TASK INSTRUCTIONS
From the entries below, gather each line containing the word "Trámites".

SUPPLIED RECORDS
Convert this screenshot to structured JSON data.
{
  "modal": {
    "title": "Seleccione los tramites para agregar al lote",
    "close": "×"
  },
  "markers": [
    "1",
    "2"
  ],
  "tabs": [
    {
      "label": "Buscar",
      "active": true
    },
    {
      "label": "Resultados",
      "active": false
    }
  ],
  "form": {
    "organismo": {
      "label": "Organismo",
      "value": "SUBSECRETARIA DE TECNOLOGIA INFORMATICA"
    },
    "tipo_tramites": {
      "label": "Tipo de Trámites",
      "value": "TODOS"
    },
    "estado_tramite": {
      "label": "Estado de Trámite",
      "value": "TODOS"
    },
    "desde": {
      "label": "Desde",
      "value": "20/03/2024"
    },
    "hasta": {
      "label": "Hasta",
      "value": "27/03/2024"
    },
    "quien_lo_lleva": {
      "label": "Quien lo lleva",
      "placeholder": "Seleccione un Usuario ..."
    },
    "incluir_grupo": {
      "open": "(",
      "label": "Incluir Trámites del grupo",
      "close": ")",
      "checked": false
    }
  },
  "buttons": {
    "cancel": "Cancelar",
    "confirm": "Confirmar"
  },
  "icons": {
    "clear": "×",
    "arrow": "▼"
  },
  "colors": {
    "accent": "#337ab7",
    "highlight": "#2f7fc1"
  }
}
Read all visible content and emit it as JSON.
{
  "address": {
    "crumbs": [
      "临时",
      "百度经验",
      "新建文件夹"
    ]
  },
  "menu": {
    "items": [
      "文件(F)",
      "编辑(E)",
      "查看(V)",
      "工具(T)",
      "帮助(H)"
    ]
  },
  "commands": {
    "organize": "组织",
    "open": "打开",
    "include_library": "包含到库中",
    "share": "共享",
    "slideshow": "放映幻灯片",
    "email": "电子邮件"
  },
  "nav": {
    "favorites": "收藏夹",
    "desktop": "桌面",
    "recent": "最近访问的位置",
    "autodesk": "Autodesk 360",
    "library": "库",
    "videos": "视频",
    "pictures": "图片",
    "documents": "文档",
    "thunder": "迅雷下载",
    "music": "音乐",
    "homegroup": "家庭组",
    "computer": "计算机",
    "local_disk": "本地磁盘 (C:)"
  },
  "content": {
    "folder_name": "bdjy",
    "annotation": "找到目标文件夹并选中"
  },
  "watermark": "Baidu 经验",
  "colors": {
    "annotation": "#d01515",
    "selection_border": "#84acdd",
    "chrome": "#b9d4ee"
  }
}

* * *

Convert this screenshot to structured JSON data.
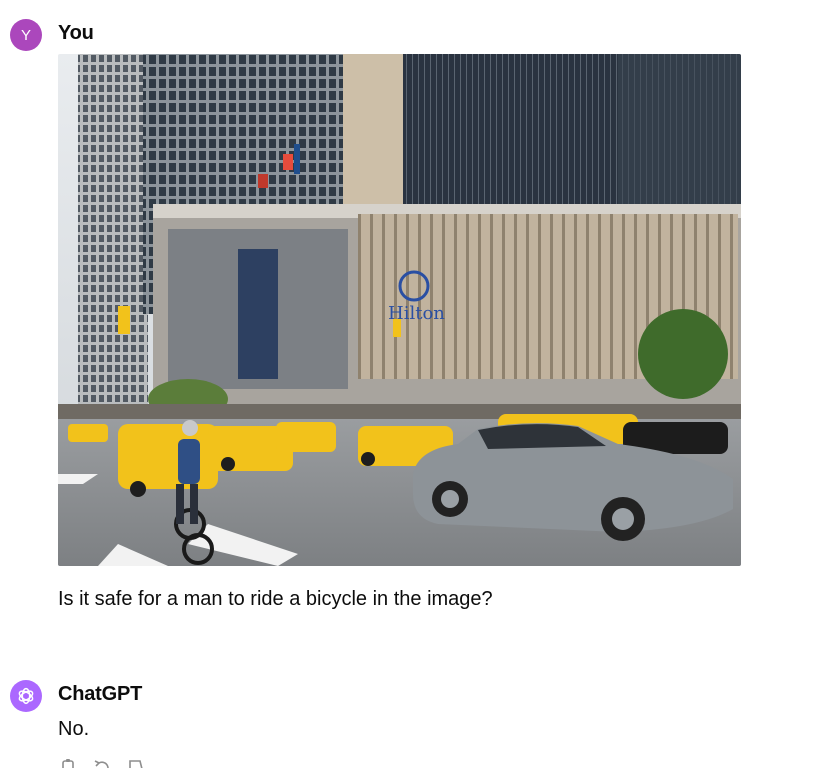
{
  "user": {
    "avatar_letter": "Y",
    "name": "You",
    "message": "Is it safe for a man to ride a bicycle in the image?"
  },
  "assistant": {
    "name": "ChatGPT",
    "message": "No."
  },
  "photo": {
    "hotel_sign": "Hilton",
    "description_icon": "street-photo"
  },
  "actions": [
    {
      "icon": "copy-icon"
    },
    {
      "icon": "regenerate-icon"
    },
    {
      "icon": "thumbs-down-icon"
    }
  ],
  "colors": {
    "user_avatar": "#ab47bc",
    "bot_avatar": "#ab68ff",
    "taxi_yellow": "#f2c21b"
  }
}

ANSWER TO THE TASK
      "label": "Tipo de Trámites",
      "label": "Incluir Trámites del grupo",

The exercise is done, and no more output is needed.